Extracted records:

* START *

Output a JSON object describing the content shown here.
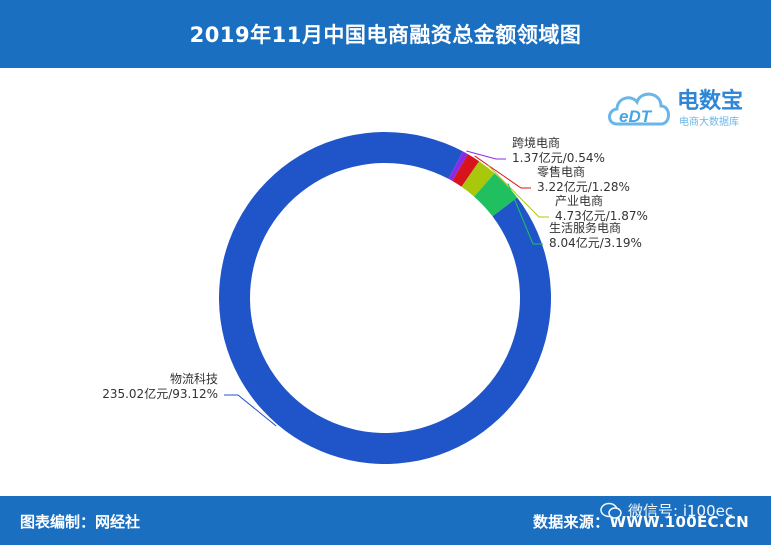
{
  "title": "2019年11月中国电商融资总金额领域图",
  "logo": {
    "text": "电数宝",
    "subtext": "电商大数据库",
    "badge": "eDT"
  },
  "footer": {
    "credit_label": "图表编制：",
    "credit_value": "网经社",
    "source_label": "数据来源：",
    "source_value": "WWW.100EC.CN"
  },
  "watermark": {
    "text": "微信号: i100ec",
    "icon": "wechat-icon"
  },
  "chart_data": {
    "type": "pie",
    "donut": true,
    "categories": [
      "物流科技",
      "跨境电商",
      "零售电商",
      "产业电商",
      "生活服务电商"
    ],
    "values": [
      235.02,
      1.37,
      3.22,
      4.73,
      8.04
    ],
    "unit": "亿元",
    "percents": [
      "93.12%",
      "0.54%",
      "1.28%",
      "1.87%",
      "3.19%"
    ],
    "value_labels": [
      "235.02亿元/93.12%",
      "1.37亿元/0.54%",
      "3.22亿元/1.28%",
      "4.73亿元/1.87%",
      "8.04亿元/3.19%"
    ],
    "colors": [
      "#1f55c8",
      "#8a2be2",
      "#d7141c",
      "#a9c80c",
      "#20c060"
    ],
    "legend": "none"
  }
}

* END *
* START *

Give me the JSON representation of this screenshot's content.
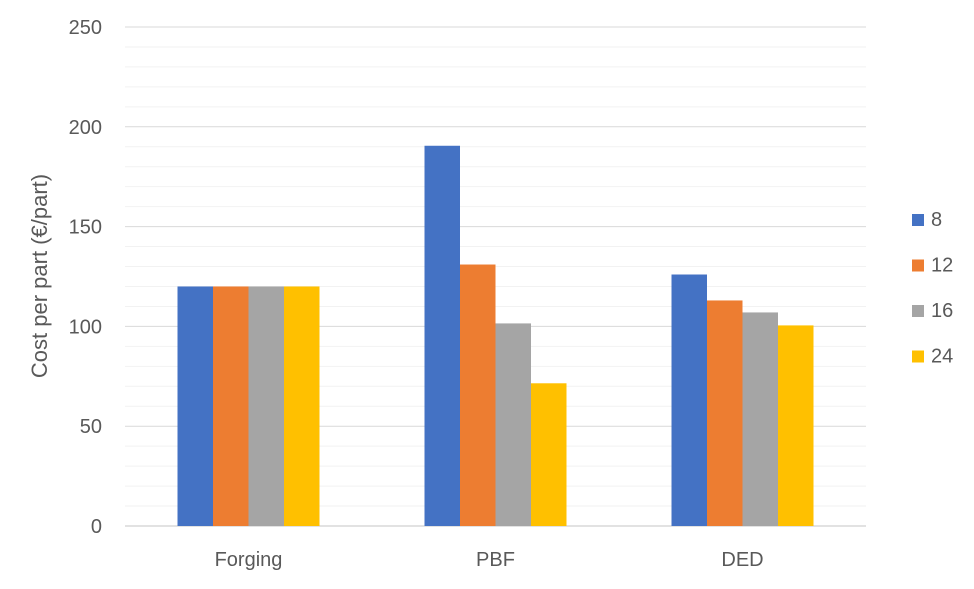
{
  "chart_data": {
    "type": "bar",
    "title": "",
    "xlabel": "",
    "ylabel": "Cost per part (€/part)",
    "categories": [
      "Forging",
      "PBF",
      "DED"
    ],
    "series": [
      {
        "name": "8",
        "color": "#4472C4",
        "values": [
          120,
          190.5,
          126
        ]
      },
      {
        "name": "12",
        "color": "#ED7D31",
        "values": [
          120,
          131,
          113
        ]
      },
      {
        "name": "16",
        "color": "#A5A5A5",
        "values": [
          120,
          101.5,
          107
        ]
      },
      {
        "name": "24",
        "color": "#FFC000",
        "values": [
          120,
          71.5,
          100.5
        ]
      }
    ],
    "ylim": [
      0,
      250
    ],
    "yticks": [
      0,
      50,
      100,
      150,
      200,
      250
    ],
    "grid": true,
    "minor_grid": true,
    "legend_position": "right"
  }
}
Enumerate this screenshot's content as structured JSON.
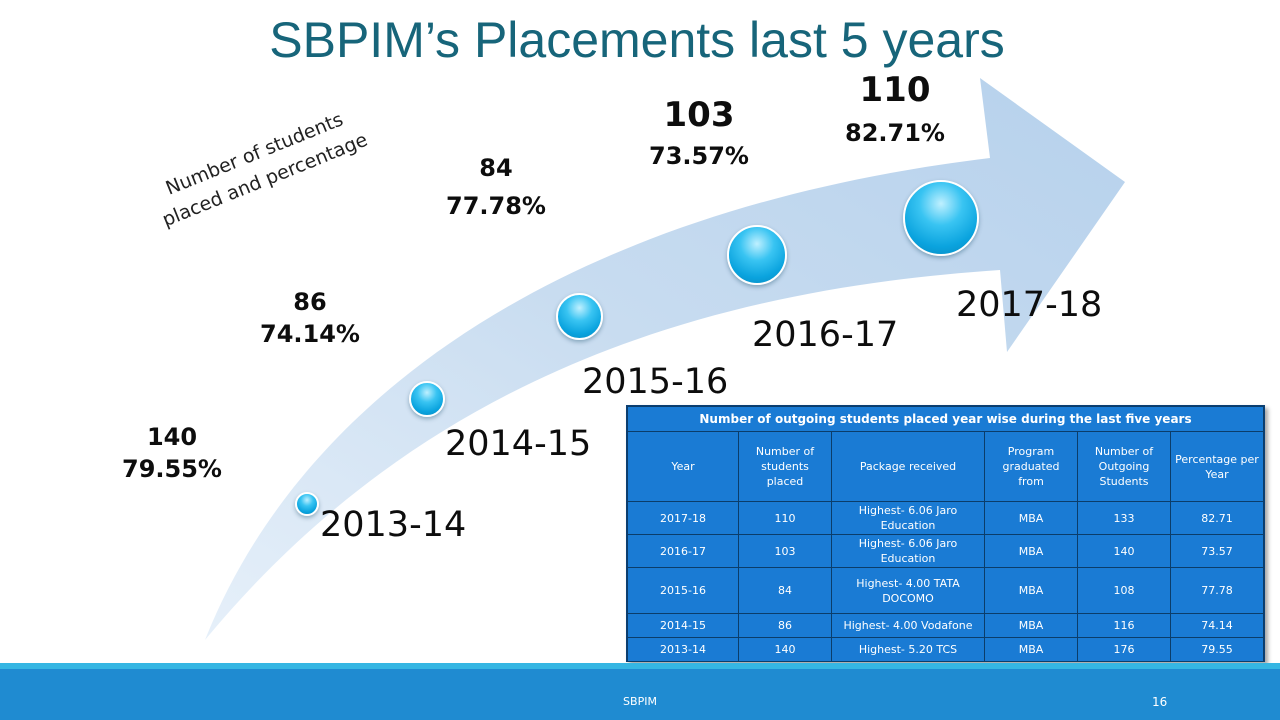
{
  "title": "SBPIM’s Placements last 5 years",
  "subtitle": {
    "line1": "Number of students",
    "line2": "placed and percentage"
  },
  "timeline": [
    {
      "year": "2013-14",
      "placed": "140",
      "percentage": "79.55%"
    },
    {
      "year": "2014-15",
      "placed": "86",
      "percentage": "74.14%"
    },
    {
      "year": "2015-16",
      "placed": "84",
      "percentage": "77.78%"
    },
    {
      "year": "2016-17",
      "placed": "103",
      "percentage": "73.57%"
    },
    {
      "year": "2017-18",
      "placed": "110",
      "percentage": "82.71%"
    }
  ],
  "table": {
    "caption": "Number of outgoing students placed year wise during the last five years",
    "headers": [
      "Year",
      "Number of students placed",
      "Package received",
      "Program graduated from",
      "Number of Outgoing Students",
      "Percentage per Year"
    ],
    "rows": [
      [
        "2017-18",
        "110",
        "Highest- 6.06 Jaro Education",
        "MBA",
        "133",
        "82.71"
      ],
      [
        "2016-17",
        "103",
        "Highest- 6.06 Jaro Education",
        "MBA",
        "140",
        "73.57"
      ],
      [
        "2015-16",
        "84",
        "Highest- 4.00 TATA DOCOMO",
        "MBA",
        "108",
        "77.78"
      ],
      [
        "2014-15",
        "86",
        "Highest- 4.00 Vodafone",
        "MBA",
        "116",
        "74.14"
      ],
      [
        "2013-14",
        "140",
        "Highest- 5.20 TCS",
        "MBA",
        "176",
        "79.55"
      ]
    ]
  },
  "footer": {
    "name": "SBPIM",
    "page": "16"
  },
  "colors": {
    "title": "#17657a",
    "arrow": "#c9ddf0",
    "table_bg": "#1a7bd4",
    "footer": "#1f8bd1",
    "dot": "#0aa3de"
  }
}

* END *

Collect the lines that hold "SBPIM".

- [Correct result]
  "title": "SBPIM’s Placements last 5 years",
    "name": "SBPIM",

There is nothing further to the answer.